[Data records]

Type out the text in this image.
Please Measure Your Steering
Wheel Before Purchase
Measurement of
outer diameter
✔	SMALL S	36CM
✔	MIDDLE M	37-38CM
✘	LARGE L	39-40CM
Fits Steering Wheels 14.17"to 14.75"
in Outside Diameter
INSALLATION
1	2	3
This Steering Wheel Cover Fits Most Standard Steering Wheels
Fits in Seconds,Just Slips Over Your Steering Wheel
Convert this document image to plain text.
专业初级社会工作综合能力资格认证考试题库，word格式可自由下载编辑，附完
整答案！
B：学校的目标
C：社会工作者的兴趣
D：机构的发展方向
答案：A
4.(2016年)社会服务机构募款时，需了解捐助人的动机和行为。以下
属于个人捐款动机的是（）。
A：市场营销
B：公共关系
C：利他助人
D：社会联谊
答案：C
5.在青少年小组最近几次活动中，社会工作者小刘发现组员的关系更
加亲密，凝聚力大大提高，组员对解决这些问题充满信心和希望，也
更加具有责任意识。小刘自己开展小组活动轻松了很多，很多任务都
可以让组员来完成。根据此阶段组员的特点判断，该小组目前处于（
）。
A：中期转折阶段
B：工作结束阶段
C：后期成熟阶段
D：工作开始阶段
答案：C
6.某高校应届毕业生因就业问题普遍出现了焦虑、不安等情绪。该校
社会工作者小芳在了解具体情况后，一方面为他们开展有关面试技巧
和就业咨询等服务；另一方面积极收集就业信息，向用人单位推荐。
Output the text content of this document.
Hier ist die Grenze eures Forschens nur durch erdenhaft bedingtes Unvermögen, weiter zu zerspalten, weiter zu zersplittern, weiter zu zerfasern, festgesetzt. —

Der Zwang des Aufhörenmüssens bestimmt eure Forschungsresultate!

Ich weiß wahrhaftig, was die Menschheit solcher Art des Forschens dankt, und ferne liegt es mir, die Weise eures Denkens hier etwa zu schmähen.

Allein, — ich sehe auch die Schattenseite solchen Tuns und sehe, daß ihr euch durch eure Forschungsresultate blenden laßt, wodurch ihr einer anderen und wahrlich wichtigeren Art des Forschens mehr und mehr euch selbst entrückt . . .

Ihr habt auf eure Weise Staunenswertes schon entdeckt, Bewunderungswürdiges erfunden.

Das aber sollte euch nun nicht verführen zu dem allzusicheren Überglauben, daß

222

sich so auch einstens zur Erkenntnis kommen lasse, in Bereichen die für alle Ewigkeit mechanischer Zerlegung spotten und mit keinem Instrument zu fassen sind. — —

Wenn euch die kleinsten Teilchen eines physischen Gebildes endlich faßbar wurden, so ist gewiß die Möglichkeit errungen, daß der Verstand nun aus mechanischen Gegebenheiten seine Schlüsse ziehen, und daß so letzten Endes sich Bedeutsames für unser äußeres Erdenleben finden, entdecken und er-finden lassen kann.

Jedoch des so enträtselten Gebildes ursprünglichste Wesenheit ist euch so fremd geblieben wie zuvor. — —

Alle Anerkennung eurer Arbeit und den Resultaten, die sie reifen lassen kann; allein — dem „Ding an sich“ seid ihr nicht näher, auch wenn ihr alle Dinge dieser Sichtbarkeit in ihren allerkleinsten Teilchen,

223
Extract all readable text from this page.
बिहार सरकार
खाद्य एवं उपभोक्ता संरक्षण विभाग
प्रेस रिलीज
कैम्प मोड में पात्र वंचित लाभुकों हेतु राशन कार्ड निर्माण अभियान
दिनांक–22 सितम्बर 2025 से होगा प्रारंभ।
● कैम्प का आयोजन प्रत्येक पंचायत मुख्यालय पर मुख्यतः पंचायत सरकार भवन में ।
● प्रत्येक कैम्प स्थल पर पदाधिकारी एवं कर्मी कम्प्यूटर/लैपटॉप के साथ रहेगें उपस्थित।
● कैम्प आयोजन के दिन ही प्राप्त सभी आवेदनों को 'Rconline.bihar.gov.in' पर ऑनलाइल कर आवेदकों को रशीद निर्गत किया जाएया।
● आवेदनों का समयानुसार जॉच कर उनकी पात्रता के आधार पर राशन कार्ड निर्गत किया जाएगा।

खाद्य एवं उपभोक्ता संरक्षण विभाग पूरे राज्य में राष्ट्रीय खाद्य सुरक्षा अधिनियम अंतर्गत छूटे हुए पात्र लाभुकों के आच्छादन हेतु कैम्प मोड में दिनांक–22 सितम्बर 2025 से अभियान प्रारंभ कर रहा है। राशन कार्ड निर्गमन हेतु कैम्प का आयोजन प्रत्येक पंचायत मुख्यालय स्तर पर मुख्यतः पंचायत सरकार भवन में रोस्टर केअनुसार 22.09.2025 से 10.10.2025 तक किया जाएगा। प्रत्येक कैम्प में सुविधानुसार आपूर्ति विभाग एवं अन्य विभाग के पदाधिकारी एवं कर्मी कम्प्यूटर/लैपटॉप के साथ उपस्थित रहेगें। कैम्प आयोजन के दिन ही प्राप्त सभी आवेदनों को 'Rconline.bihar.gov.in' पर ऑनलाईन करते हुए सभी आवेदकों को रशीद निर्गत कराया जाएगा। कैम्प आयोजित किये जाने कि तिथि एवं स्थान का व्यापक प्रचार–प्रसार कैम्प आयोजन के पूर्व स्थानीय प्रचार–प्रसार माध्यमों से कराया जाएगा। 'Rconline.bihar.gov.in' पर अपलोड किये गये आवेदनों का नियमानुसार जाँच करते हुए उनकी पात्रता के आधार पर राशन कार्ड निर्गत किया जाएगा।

Objective: Retype the listing exactly, in full.

The reply:
Type out the text in this image.
Please Measure Your Steering
Wheel Before Purchase
Measurement of
outer diameter
✔	SMALL S	36CM
✔	MIDDLE M	37-38CM
✘	LARGE L	39-40CM
Fits Steering Wheels 14.17"to 14.75"
in Outside Diameter
INSALLATION
1	2	3
This Steering Wheel Cover Fits Most Standard Steering Wheels
Fits in Seconds,Just Slips Over Your Steering Wheel
Convert this document image to plain text.
专业初级社会工作综合能力资格认证考试题库，word格式可自由下载编辑，附完
整答案！
B：学校的目标
C：社会工作者的兴趣
D：机构的发展方向
答案：A
4.(2016年)社会服务机构募款时，需了解捐助人的动机和行为。以下
属于个人捐款动机的是（）。
A：市场营销
B：公共关系
C：利他助人
D：社会联谊
答案：C
5.在青少年小组最近几次活动中，社会工作者小刘发现组员的关系更
加亲密，凝聚力大大提高，组员对解决这些问题充满信心和希望，也
更加具有责任意识。小刘自己开展小组活动轻松了很多，很多任务都
可以让组员来完成。根据此阶段组员的特点判断，该小组目前处于（
）。
A：中期转折阶段
B：工作结束阶段
C：后期成熟阶段
D：工作开始阶段
答案：C
6.某高校应届毕业生因就业问题普遍出现了焦虑、不安等情绪。该校
社会工作者小芳在了解具体情况后，一方面为他们开展有关面试技巧
和就业咨询等服务；另一方面积极收集就业信息，向用人单位推荐。
Output the text content of this document.
Hier ist die Grenze eures Forschens nur durch erdenhaft bedingtes Unvermögen, weiter zu zerspalten, weiter zu zersplittern, weiter zu zerfasern, festgesetzt. —

Der Zwang des Aufhörenmüssens bestimmt eure Forschungsresultate!

Ich weiß wahrhaftig, was die Menschheit solcher Art des Forschens dankt, und ferne liegt es mir, die Weise eures Denkens hier etwa zu schmähen.

Allein, — ich sehe auch die Schattenseite solchen Tuns und sehe, daß ihr euch durch eure Forschungsresultate blenden laßt, wodurch ihr einer anderen und wahrlich wichtigeren Art des Forschens mehr und mehr euch selbst entrückt . . .

Ihr habt auf eure Weise Staunenswertes schon entdeckt, Bewunderungswürdiges erfunden.

Das aber sollte euch nun nicht verführen zu dem allzusicheren Überglauben, daß

222

sich so auch einstens zur Erkenntnis kommen lasse, in Bereichen die für alle Ewigkeit mechanischer Zerlegung spotten und mit keinem Instrument zu fassen sind. — —

Wenn euch die kleinsten Teilchen eines physischen Gebildes endlich faßbar wurden, so ist gewiß die Möglichkeit errungen, daß der Verstand nun aus mechanischen Gegebenheiten seine Schlüsse ziehen, und daß so letzten Endes sich Bedeutsames für unser äußeres Erdenleben finden, entdecken und er-finden lassen kann.

Jedoch des so enträtselten Gebildes ursprünglichste Wesenheit ist euch so fremd geblieben wie zuvor. — —

Alle Anerkennung eurer Arbeit und den Resultaten, die sie reifen lassen kann; allein — dem „Ding an sich“ seid ihr nicht näher, auch wenn ihr alle Dinge dieser Sichtbarkeit in ihren allerkleinsten Teilchen,

223
Extract all readable text from this page.
बिहार सरकार
खाद्य एवं उपभोक्ता संरक्षण विभाग
प्रेस रिलीज
कैम्प मोड में पात्र वंचित लाभुकों हेतु राशन कार्ड निर्माण अभियान
दिनांक–22 सितम्बर 2025 से होगा प्रारंभ।
● कैम्प का आयोजन प्रत्येक पंचायत मुख्यालय पर मुख्यतः पंचायत सरकार भवन में ।
● प्रत्येक कैम्प स्थल पर पदाधिकारी एवं कर्मी कम्प्यूटर/लैपटॉप के साथ रहेगें उपस्थित।
● कैम्प आयोजन के दिन ही प्राप्त सभी आवेदनों को 'Rconline.bihar.gov.in' पर ऑनलाइल कर आवेदकों को रशीद निर्गत किया जाएया।
● आवेदनों का समयानुसार जॉच कर उनकी पात्रता के आधार पर राशन कार्ड निर्गत किया जाएगा।

खाद्य एवं उपभोक्ता संरक्षण विभाग पूरे राज्य में राष्ट्रीय खाद्य सुरक्षा अधिनियम अंतर्गत छूटे हुए पात्र लाभुकों के आच्छादन हेतु कैम्प मोड में दिनांक–22 सितम्बर 2025 से अभियान प्रारंभ कर रहा है। राशन कार्ड निर्गमन हेतु कैम्प का आयोजन प्रत्येक पंचायत मुख्यालय स्तर पर मुख्यतः पंचायत सरकार भवन में रोस्टर केअनुसार 22.09.2025 से 10.10.2025 तक किया जाएगा। प्रत्येक कैम्प में सुविधानुसार आपूर्ति विभाग एवं अन्य विभाग के पदाधिकारी एवं कर्मी कम्प्यूटर/लैपटॉप के साथ उपस्थित रहेगें। कैम्प आयोजन के दिन ही प्राप्त सभी आवेदनों को 'Rconline.bihar.gov.in' पर ऑनलाईन करते हुए सभी आवेदकों को रशीद निर्गत कराया जाएगा। कैम्प आयोजित किये जाने कि तिथि एवं स्थान का व्यापक प्रचार–प्रसार कैम्प आयोजन के पूर्व स्थानीय प्रचार–प्रसार माध्यमों से कराया जाएगा। 'Rconline.bihar.gov.in' पर अपलोड किये गये आवेदनों का नियमानुसार जाँच करते हुए उनकी पात्रता के आधार पर राशन कार्ड निर्गत किया जाएगा।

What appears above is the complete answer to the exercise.